**Directions for this task:** Leave out every picture, then transcribe the rest of the listing exactly.

**Given data:**

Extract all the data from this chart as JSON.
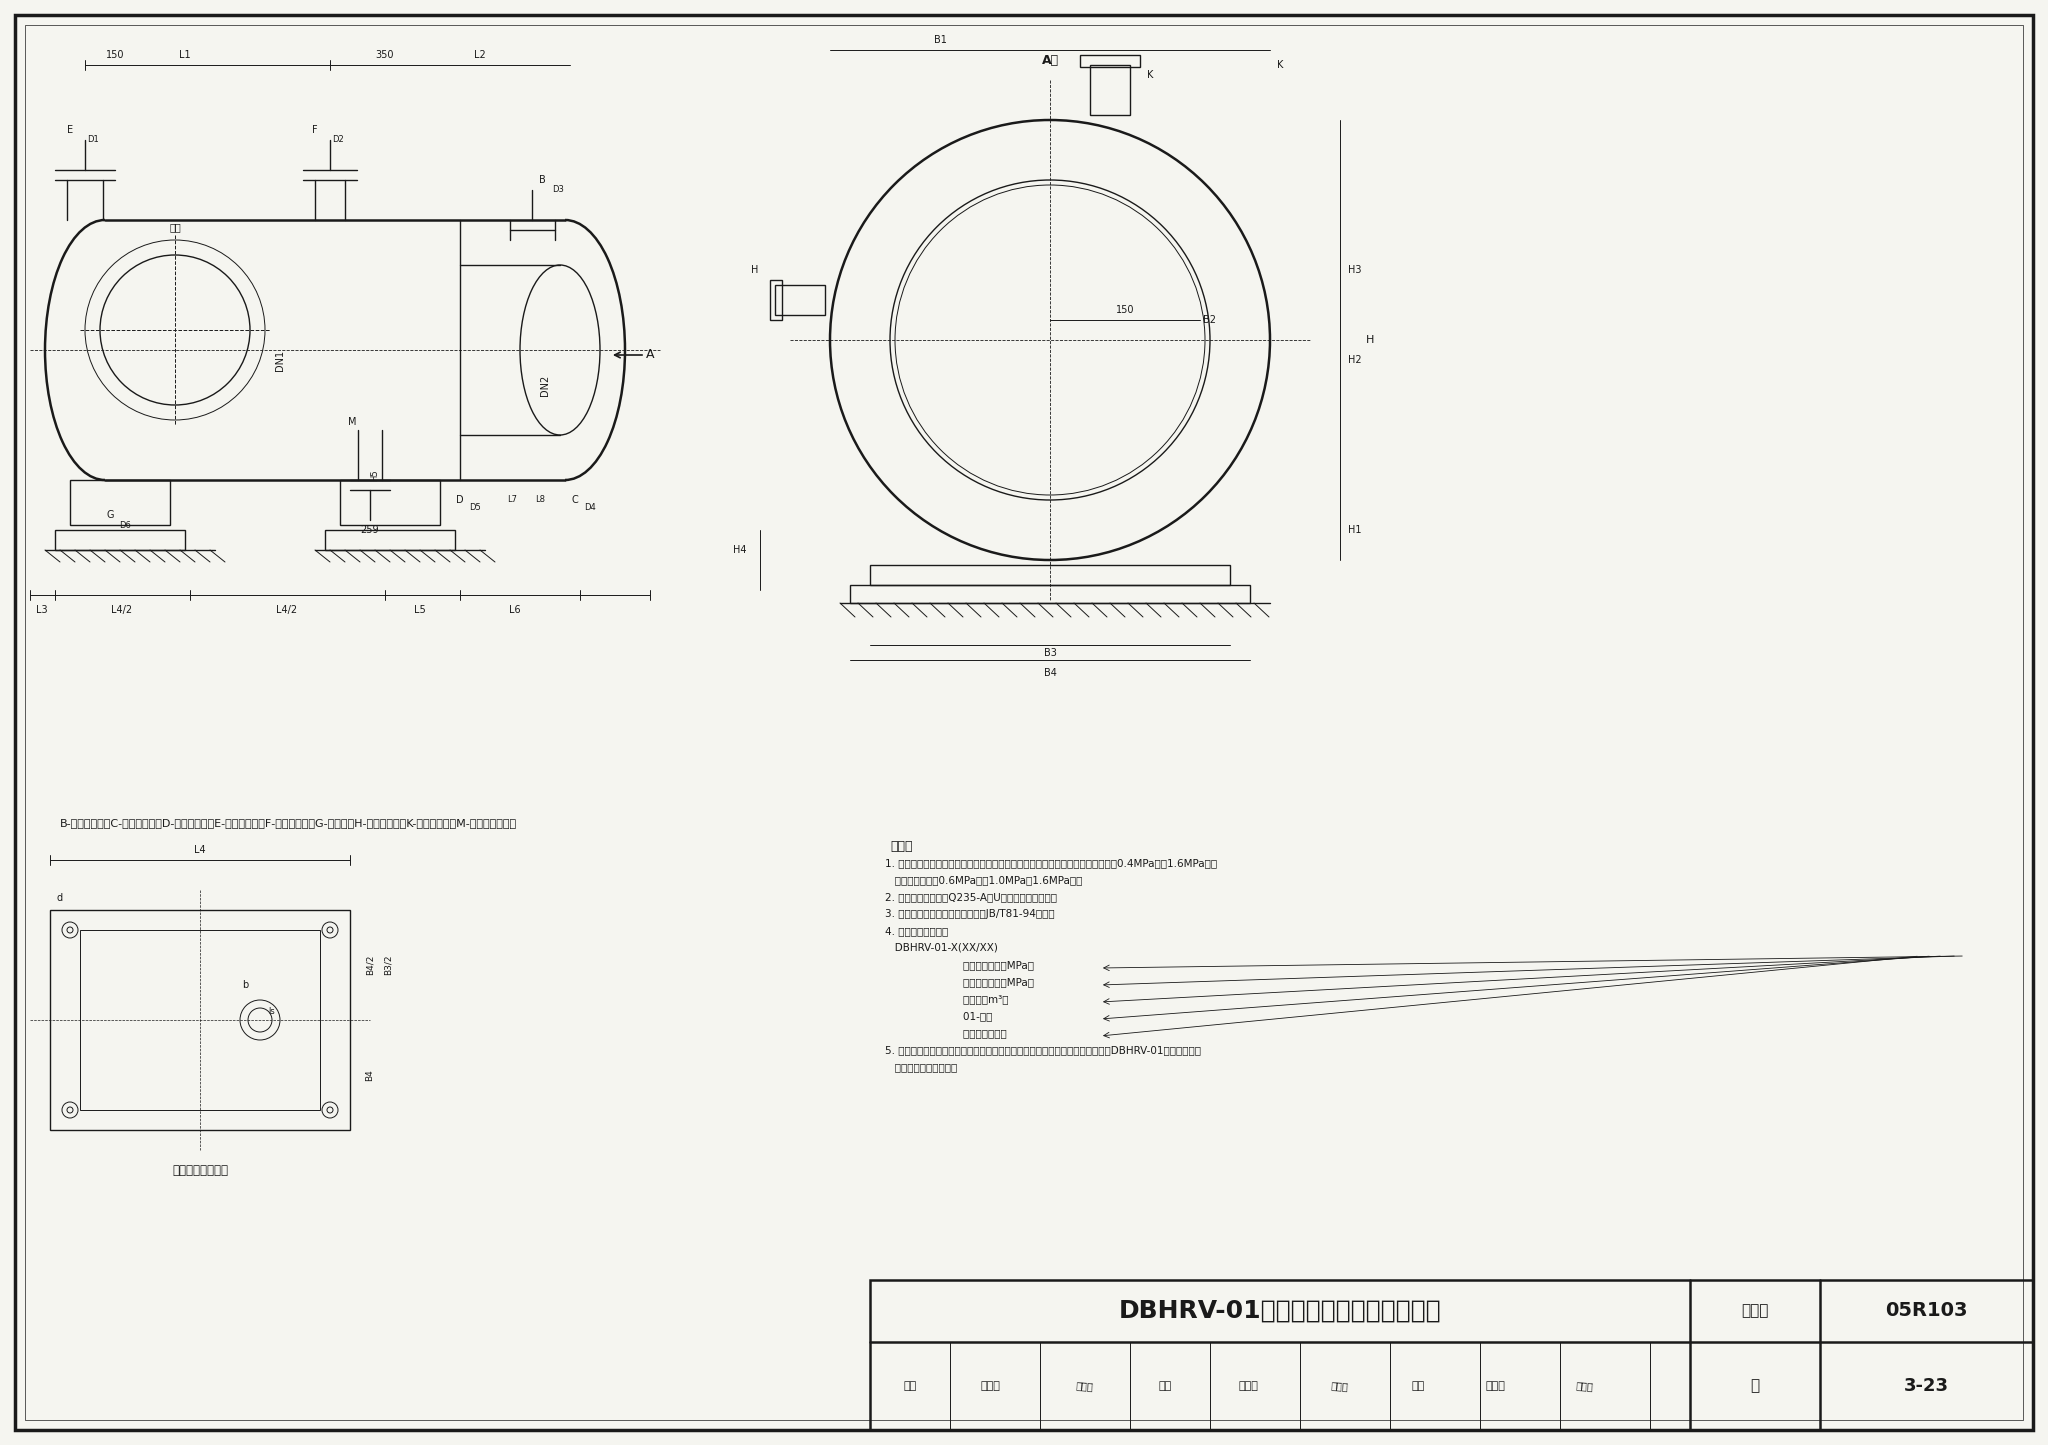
{
  "bg_color": "#f5f5f0",
  "line_color": "#1a1a1a",
  "title_main": "DBHRV-01系列半容积式换热器安装图",
  "atlas_label": "图集号",
  "atlas_value": "05R103",
  "page_label": "页",
  "page_value": "3-23",
  "review_label": "审核",
  "review_name": "牛小化",
  "check_label": "校对",
  "check_name": "郭青志",
  "design_label": "设计",
  "design_name": "朱国升",
  "caption_label": "B-热媒入口管；C-热媒出口管；D-冷水进水管；E-热水出水管；F-安全阀接管；G-排污管；H-压力表接管；K-温度计接管；M-温度调节器接管",
  "note_title": "说明：",
  "notes": [
    "1．适用范围：用于热水供应系统．热介质为蒸汽或高温水，换热器管程工作压力为0.4MPa（或1.6MPa），壳程工作压力为0.6MPa（或1.0MPa、1.6MPa）。",
    "2．换热器壳体材料为Q235-A，U型管材料为紫铜管。",
    "3．管道与换热器连接处的法兰盘按JB/T81-94配制。",
    "4．换热器编号说明：",
    "    DBHRV-01-X(XX/XX)",
    "        壳程设计压力（MPa）",
    "        管程设计压力（MPa）",
    "        总容积（m³）",
    "        01-卧式",
    "        半容积式换热器",
    "5．本图依据河北深州金属结构热力设备有限公司及北京市伟业供热设备有限公司DBHRV-01系列半容积式换热器技术资料编制。"
  ],
  "bottom_label": "鞍式支座底板平面",
  "view_label": "A向"
}
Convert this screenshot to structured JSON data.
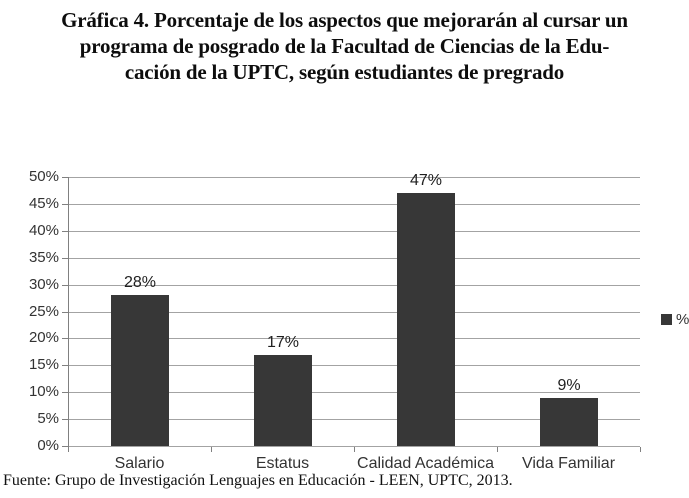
{
  "title": {
    "lines": [
      "Gráfica 4. Porcentaje de los aspectos que mejorarán al cursar un",
      "programa de posgrado de la Facultad de Ciencias de la Edu-",
      "cación de la UPTC, según estudiantes de pregrado"
    ]
  },
  "legend": {
    "label": "%"
  },
  "footer": {
    "source": "Fuente: Grupo de Investigación Lenguajes en Educación - LEEN, UPTC, 2013."
  },
  "chart_data": {
    "type": "bar",
    "categories": [
      "Salario",
      "Estatus",
      "Calidad Académica",
      "Vida Familiar"
    ],
    "values": [
      28,
      17,
      47,
      9
    ],
    "value_labels": [
      "28%",
      "17%",
      "47%",
      "9%"
    ],
    "series_name": "%",
    "title": "",
    "xlabel": "",
    "ylabel": "",
    "ylim": [
      0,
      50
    ],
    "ytick_step": 5,
    "ytick_labels": [
      "0%",
      "5%",
      "10%",
      "15%",
      "20%",
      "25%",
      "30%",
      "35%",
      "40%",
      "45%",
      "50%"
    ],
    "grid": true,
    "legend_position": "right"
  },
  "colors": {
    "bar": "#373737",
    "gridline": "#a3a3a3",
    "axis": "#808080",
    "background": "#ffffff"
  }
}
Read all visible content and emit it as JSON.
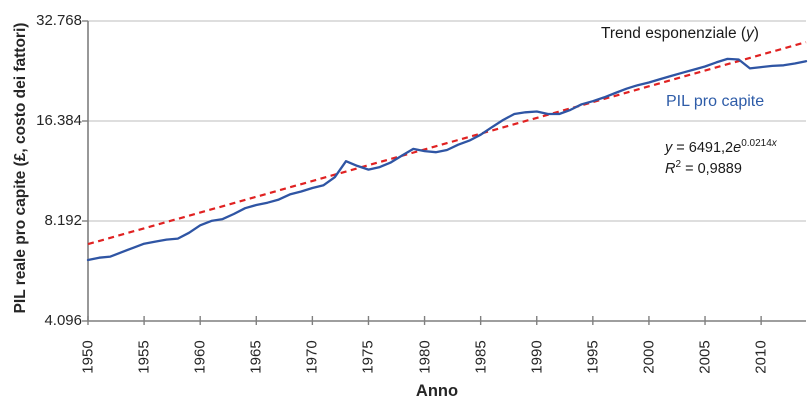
{
  "figure": {
    "y_axis": {
      "title": "PIL reale pro capite (£, costo dei fattori)",
      "tick_labels": [
        "32.768",
        "16.384",
        "8.192",
        "4.096"
      ],
      "tick_values": [
        32768,
        16384,
        8192,
        4096
      ]
    },
    "x_axis": {
      "title": "Anno",
      "tick_labels": [
        "1950",
        "1955",
        "1960",
        "1965",
        "1970",
        "1975",
        "1980",
        "1985",
        "1990",
        "1995",
        "2000",
        "2005",
        "2010"
      ],
      "tick_values": [
        1950,
        1955,
        1960,
        1965,
        1970,
        1975,
        1980,
        1985,
        1990,
        1995,
        2000,
        2005,
        2010
      ]
    },
    "annotations": {
      "trend_label_pre": "Trend esponenziale (",
      "trend_label_var": "y",
      "trend_label_post": ")",
      "series_label": "PIL pro capite",
      "equation": {
        "lhs_var": "y",
        "mid": " = 6491,2",
        "base_var": "e",
        "exp_num": "0.0214",
        "exp_var": "x"
      },
      "r_squared": {
        "base_var": "R",
        "sup": "2",
        "rest": " = 0,9889"
      }
    },
    "colors": {
      "series_line": "#2f55a4",
      "trend_line": "#e02222",
      "gridline": "#c9c9c9",
      "axis": "#7f7f7f",
      "text": "#262626",
      "series_label_text": "#2e5ca8"
    }
  },
  "chart_data": {
    "type": "line",
    "title": "",
    "xlabel": "Anno",
    "ylabel": "PIL reale pro capite (£, costo dei fattori)",
    "y_scale": "log2",
    "ylim": [
      4096,
      32768
    ],
    "xlim": [
      1950,
      2014
    ],
    "y_ticks": [
      4096,
      8192,
      16384,
      32768
    ],
    "x_ticks": [
      1950,
      1955,
      1960,
      1965,
      1970,
      1975,
      1980,
      1985,
      1990,
      1995,
      2000,
      2005,
      2010
    ],
    "grid": "horizontal",
    "legend_position": "inline-text-annotations",
    "x": [
      1950,
      1951,
      1952,
      1953,
      1954,
      1955,
      1956,
      1957,
      1958,
      1959,
      1960,
      1961,
      1962,
      1963,
      1964,
      1965,
      1966,
      1967,
      1968,
      1969,
      1970,
      1971,
      1972,
      1973,
      1974,
      1975,
      1976,
      1977,
      1978,
      1979,
      1980,
      1981,
      1982,
      1983,
      1984,
      1985,
      1986,
      1987,
      1988,
      1989,
      1990,
      1991,
      1992,
      1993,
      1994,
      1995,
      1996,
      1997,
      1998,
      1999,
      2000,
      2001,
      2002,
      2003,
      2004,
      2005,
      2006,
      2007,
      2008,
      2009,
      2010,
      2011,
      2012,
      2013,
      2014
    ],
    "series": [
      {
        "name": "PIL pro capite",
        "type": "line",
        "style": "solid",
        "color": "#2f55a4",
        "values": [
          6250,
          6350,
          6400,
          6600,
          6800,
          7000,
          7100,
          7200,
          7250,
          7550,
          7950,
          8200,
          8300,
          8600,
          8950,
          9150,
          9300,
          9500,
          9850,
          10050,
          10300,
          10500,
          11100,
          12400,
          12000,
          11700,
          11900,
          12300,
          12900,
          13500,
          13300,
          13200,
          13400,
          13900,
          14300,
          14900,
          15700,
          16500,
          17200,
          17400,
          17500,
          17200,
          17200,
          17700,
          18400,
          18800,
          19300,
          19900,
          20500,
          21000,
          21400,
          21900,
          22400,
          22900,
          23400,
          23900,
          24600,
          25200,
          25100,
          23600,
          23800,
          24000,
          24100,
          24400,
          24800
        ]
      },
      {
        "name": "Trend esponenziale (y)",
        "type": "line",
        "style": "dashed",
        "color": "#e02222",
        "formula": "y = 6491,2e^(0.0214x)",
        "r_squared": "R² = 0,9889",
        "endpoints": {
          "x": [
            1950,
            2014
          ],
          "y": [
            6980,
            28300
          ]
        }
      }
    ]
  }
}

**Written response:**
Extract all the data from this chart as JSON.
{
  "bg_color": "#f5f5f0",
  "line_color": "#1a1a1a",
  "title_main": "DBHRV-01系列半容积式换热器安装图",
  "atlas_label": "图集号",
  "atlas_value": "05R103",
  "page_label": "页",
  "page_value": "3-23",
  "review_label": "审核",
  "review_name": "牛小化",
  "check_label": "校对",
  "check_name": "郭青志",
  "design_label": "设计",
  "design_name": "朱国升",
  "caption_label": "B-热媒入口管；C-热媒出口管；D-冷水进水管；E-热水出水管；F-安全阀接管；G-排污管；H-压力表接管；K-温度计接管；M-温度调节器接管",
  "note_title": "说明：",
  "notes": [
    "1．适用范围：用于热水供应系统．热介质为蒸汽或高温水，换热器管程工作压力为0.4MPa（或1.6MPa），壳程工作压力为0.6MPa（或1.0MPa、1.6MPa）。",
    "2．换热器壳体材料为Q235-A，U型管材料为紫铜管。",
    "3．管道与换热器连接处的法兰盘按JB/T81-94配制。",
    "4．换热器编号说明：",
    "    DBHRV-01-X(XX/XX)",
    "        壳程设计压力（MPa）",
    "        管程设计压力（MPa）",
    "        总容积（m³）",
    "        01-卧式",
    "        半容积式换热器",
    "5．本图依据河北深州金属结构热力设备有限公司及北京市伟业供热设备有限公司DBHRV-01系列半容积式换热器技术资料编制。"
  ],
  "bottom_label": "鞍式支座底板平面",
  "view_label": "A向"
}
Convert this screenshot to structured JSON data.
{
  "title": {
    "lines": [
      "Gráfica 4. Porcentaje de los aspectos que mejorarán al cursar un",
      "programa de posgrado de la Facultad de Ciencias de la Edu-",
      "cación de la UPTC, según estudiantes de pregrado"
    ]
  },
  "legend": {
    "label": "%"
  },
  "footer": {
    "source": "Fuente: Grupo de Investigación Lenguajes en Educación - LEEN, UPTC, 2013."
  },
  "chart_data": {
    "type": "bar",
    "categories": [
      "Salario",
      "Estatus",
      "Calidad Académica",
      "Vida Familiar"
    ],
    "values": [
      28,
      17,
      47,
      9
    ],
    "value_labels": [
      "28%",
      "17%",
      "47%",
      "9%"
    ],
    "series_name": "%",
    "title": "",
    "xlabel": "",
    "ylabel": "",
    "ylim": [
      0,
      50
    ],
    "ytick_step": 5,
    "ytick_labels": [
      "0%",
      "5%",
      "10%",
      "15%",
      "20%",
      "25%",
      "30%",
      "35%",
      "40%",
      "45%",
      "50%"
    ],
    "grid": true,
    "legend_position": "right"
  },
  "colors": {
    "bar": "#373737",
    "gridline": "#a3a3a3",
    "axis": "#808080",
    "background": "#ffffff"
  }
}
Read all visible content and emit it as JSON.
{
  "figure": {
    "y_axis": {
      "title": "PIL reale pro capite (£, costo dei fattori)",
      "tick_labels": [
        "32.768",
        "16.384",
        "8.192",
        "4.096"
      ],
      "tick_values": [
        32768,
        16384,
        8192,
        4096
      ]
    },
    "x_axis": {
      "title": "Anno",
      "tick_labels": [
        "1950",
        "1955",
        "1960",
        "1965",
        "1970",
        "1975",
        "1980",
        "1985",
        "1990",
        "1995",
        "2000",
        "2005",
        "2010"
      ],
      "tick_values": [
        1950,
        1955,
        1960,
        1965,
        1970,
        1975,
        1980,
        1985,
        1990,
        1995,
        2000,
        2005,
        2010
      ]
    },
    "annotations": {
      "trend_label_pre": "Trend esponenziale (",
      "trend_label_var": "y",
      "trend_label_post": ")",
      "series_label": "PIL pro capite",
      "equation": {
        "lhs_var": "y",
        "mid": " = 6491,2",
        "base_var": "e",
        "exp_num": "0.0214",
        "exp_var": "x"
      },
      "r_squared": {
        "base_var": "R",
        "sup": "2",
        "rest": " = 0,9889"
      }
    },
    "colors": {
      "series_line": "#2f55a4",
      "trend_line": "#e02222",
      "gridline": "#c9c9c9",
      "axis": "#7f7f7f",
      "text": "#262626",
      "series_label_text": "#2e5ca8"
    }
  },
  "chart_data": {
    "type": "line",
    "title": "",
    "xlabel": "Anno",
    "ylabel": "PIL reale pro capite (£, costo dei fattori)",
    "y_scale": "log2",
    "ylim": [
      4096,
      32768
    ],
    "xlim": [
      1950,
      2014
    ],
    "y_ticks": [
      4096,
      8192,
      16384,
      32768
    ],
    "x_ticks": [
      1950,
      1955,
      1960,
      1965,
      1970,
      1975,
      1980,
      1985,
      1990,
      1995,
      2000,
      2005,
      2010
    ],
    "grid": "horizontal",
    "legend_position": "inline-text-annotations",
    "x": [
      1950,
      1951,
      1952,
      1953,
      1954,
      1955,
      1956,
      1957,
      1958,
      1959,
      1960,
      1961,
      1962,
      1963,
      1964,
      1965,
      1966,
      1967,
      1968,
      1969,
      1970,
      1971,
      1972,
      1973,
      1974,
      1975,
      1976,
      1977,
      1978,
      1979,
      1980,
      1981,
      1982,
      1983,
      1984,
      1985,
      1986,
      1987,
      1988,
      1989,
      1990,
      1991,
      1992,
      1993,
      1994,
      1995,
      1996,
      1997,
      1998,
      1999,
      2000,
      2001,
      2002,
      2003,
      2004,
      2005,
      2006,
      2007,
      2008,
      2009,
      2010,
      2011,
      2012,
      2013,
      2014
    ],
    "series": [
      {
        "name": "PIL pro capite",
        "type": "line",
        "style": "solid",
        "color": "#2f55a4",
        "values": [
          6250,
          6350,
          6400,
          6600,
          6800,
          7000,
          7100,
          7200,
          7250,
          7550,
          7950,
          8200,
          8300,
          8600,
          8950,
          9150,
          9300,
          9500,
          9850,
          10050,
          10300,
          10500,
          11100,
          12400,
          12000,
          11700,
          11900,
          12300,
          12900,
          13500,
          13300,
          13200,
          13400,
          13900,
          14300,
          14900,
          15700,
          16500,
          17200,
          17400,
          17500,
          17200,
          17200,
          17700,
          18400,
          18800,
          19300,
          19900,
          20500,
          21000,
          21400,
          21900,
          22400,
          22900,
          23400,
          23900,
          24600,
          25200,
          25100,
          23600,
          23800,
          24000,
          24100,
          24400,
          24800
        ]
      },
      {
        "name": "Trend esponenziale (y)",
        "type": "line",
        "style": "dashed",
        "color": "#e02222",
        "formula": "y = 6491,2e^(0.0214x)",
        "r_squared": "R² = 0,9889",
        "endpoints": {
          "x": [
            1950,
            2014
          ],
          "y": [
            6980,
            28300
          ]
        }
      }
    ]
  }
}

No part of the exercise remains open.